■ **Problem statement**
Pictures do not belong in your copy. Repeat all the other data exactly.
-- Start --
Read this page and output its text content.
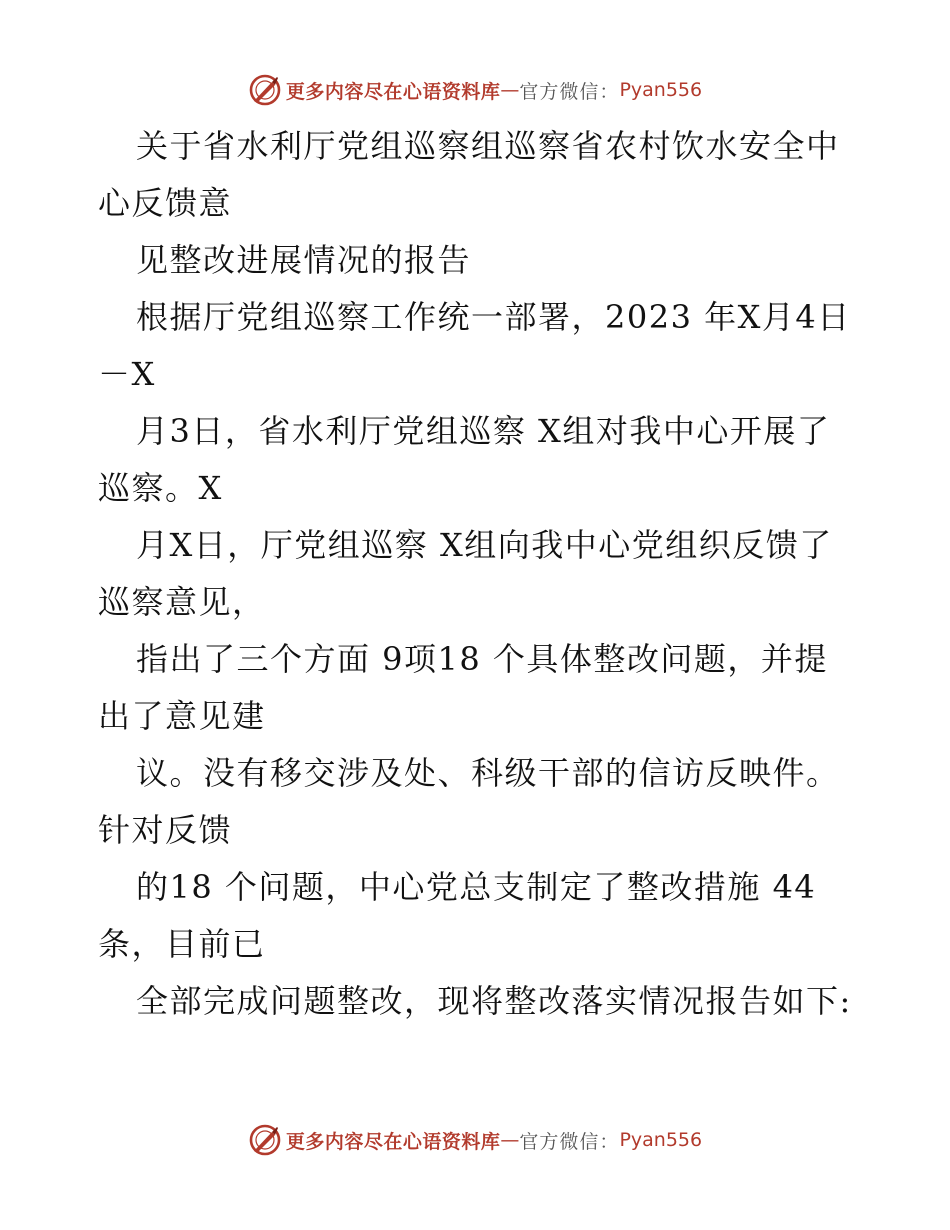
更多内容尽在心语资料库 — 官方微信： Pyan556

关于省水利厅党组巡察组巡察省农村饮水安全中心反馈意

见整改进展情况的报告

根据厅党组巡察工作统一部署，2023 年X月4日－X

月3日，省水利厅党组巡察 X组对我中心开展了巡察。X

月X日，厅党组巡察 X组向我中心党组织反馈了巡察意见，

指出了三个方面 9项18 个具体整改问题，并提出了意见建

议。没有移交涉及处、科级干部的信访反映件。针对反馈

的18 个问题，中心党总支制定了整改措施 44条，目前已

全部完成问题整改，现将整改落实情况报告如下:

更多内容尽在心语资料库 — 官方微信： Pyan556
-- End --
■ **Answer in full**
Read this page and output its text content.
更多内容尽在心语资料库 — 官方微信： Pyan556

关于省水利厅党组巡察组巡察省农村饮水安全中心反馈意

见整改进展情况的报告

根据厅党组巡察工作统一部署，2023 年X月4日－X

月3日，省水利厅党组巡察 X组对我中心开展了巡察。X

月X日，厅党组巡察 X组向我中心党组织反馈了巡察意见，

指出了三个方面 9项18 个具体整改问题，并提出了意见建

议。没有移交涉及处、科级干部的信访反映件。针对反馈

的18 个问题，中心党总支制定了整改措施 44条，目前已

全部完成问题整改，现将整改落实情况报告如下:

更多内容尽在心语资料库 — 官方微信： Pyan556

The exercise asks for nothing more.